#### Job:
Single out the lines that include the word "screenshot". Copy them.

#### Records for this exercise:
'''
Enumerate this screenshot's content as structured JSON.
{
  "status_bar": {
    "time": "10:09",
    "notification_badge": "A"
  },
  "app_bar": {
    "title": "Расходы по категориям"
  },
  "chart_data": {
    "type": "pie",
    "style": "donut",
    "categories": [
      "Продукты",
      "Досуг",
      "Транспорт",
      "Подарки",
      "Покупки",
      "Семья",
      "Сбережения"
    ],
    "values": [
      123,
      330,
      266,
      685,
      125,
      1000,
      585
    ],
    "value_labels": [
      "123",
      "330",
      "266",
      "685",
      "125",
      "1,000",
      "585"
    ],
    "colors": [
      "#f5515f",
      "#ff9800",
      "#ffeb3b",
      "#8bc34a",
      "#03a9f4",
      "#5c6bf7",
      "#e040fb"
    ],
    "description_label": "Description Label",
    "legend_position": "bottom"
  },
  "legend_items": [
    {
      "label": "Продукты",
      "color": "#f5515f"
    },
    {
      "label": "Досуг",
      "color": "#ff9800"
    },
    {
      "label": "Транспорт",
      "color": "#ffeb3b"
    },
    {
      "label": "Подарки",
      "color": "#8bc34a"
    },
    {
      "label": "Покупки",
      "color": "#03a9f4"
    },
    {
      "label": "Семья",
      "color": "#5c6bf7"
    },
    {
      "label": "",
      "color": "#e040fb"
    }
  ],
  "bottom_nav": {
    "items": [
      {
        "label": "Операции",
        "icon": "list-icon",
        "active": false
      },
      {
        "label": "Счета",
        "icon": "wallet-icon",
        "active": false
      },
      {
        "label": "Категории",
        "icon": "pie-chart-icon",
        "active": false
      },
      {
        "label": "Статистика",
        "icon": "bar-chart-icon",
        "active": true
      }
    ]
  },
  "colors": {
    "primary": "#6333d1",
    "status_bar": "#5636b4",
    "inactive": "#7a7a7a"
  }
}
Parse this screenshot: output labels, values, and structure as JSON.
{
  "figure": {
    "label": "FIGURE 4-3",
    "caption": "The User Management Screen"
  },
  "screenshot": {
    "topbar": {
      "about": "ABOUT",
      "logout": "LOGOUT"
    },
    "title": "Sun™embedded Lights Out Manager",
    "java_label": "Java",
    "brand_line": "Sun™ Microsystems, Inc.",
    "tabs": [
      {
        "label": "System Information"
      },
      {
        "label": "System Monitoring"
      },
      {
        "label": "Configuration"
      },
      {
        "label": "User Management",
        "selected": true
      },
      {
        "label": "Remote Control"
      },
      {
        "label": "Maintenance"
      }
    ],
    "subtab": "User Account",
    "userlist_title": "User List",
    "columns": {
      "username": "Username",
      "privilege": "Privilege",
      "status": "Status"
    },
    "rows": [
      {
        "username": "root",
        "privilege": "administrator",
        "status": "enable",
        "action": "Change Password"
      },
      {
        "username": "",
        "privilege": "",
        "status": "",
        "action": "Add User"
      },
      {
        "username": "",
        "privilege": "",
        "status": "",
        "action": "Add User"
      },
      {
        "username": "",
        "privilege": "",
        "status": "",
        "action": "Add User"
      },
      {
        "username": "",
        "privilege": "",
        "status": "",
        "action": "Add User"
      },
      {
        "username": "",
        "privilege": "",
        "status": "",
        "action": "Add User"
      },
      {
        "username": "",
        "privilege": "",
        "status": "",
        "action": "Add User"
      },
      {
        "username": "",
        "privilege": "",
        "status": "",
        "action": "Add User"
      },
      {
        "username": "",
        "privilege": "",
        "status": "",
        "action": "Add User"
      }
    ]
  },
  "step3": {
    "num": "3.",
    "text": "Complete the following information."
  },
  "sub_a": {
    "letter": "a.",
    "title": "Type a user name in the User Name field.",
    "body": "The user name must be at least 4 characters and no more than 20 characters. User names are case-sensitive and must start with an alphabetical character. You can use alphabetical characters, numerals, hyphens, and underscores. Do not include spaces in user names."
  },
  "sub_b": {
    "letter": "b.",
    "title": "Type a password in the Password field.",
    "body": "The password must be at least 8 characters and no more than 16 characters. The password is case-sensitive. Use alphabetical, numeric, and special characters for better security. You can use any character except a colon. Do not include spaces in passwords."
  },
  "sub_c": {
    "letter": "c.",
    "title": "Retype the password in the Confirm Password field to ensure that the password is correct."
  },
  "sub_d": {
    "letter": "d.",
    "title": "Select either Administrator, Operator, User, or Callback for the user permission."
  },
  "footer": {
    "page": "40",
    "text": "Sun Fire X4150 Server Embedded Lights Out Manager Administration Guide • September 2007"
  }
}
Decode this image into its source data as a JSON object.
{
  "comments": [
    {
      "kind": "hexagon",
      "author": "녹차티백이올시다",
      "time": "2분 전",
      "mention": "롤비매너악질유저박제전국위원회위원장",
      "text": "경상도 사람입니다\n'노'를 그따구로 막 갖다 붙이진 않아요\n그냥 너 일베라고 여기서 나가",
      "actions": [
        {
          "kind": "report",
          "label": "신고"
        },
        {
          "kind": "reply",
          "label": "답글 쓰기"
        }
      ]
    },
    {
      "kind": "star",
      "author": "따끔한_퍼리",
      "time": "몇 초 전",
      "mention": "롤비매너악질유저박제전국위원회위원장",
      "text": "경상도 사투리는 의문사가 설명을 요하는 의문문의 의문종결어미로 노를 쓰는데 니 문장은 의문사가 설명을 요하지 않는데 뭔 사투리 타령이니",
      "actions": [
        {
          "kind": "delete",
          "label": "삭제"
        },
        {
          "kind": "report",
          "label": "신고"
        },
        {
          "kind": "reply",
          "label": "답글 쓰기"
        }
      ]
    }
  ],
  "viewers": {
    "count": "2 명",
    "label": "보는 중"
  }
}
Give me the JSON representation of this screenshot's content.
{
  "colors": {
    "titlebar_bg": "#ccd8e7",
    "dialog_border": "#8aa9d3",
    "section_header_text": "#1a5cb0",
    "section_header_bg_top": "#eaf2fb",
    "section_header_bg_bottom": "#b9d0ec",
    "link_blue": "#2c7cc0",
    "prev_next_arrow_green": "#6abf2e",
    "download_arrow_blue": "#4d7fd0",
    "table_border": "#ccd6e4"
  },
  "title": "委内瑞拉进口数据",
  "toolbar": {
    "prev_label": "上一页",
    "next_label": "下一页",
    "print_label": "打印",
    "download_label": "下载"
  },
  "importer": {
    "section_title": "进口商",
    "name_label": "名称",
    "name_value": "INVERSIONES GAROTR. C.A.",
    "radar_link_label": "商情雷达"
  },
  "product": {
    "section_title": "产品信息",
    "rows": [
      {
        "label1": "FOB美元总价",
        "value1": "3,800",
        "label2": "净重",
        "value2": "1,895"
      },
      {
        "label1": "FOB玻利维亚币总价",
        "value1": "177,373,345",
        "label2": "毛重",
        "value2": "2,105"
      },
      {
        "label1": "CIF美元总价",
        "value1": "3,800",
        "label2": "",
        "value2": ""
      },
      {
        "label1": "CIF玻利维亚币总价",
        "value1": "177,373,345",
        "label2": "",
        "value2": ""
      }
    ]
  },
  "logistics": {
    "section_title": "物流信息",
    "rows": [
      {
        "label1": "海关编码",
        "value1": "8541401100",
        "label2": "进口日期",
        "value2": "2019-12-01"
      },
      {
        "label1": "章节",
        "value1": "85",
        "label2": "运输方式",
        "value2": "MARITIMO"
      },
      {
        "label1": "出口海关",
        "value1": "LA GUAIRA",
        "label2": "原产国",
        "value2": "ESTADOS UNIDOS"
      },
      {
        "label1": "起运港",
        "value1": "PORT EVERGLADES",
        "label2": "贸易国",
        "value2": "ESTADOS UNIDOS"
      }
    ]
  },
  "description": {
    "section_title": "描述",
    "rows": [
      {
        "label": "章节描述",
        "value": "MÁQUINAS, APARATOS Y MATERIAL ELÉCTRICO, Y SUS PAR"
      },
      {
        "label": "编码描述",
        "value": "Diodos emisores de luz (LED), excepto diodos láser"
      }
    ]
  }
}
'''
#### Output of the exercise:
Enumerate this screenshot's content as structured JSON.
Parse this screenshot: output labels, values, and structure as JSON.
  "screenshot": {
Give me the JSON representation of this screenshot's content.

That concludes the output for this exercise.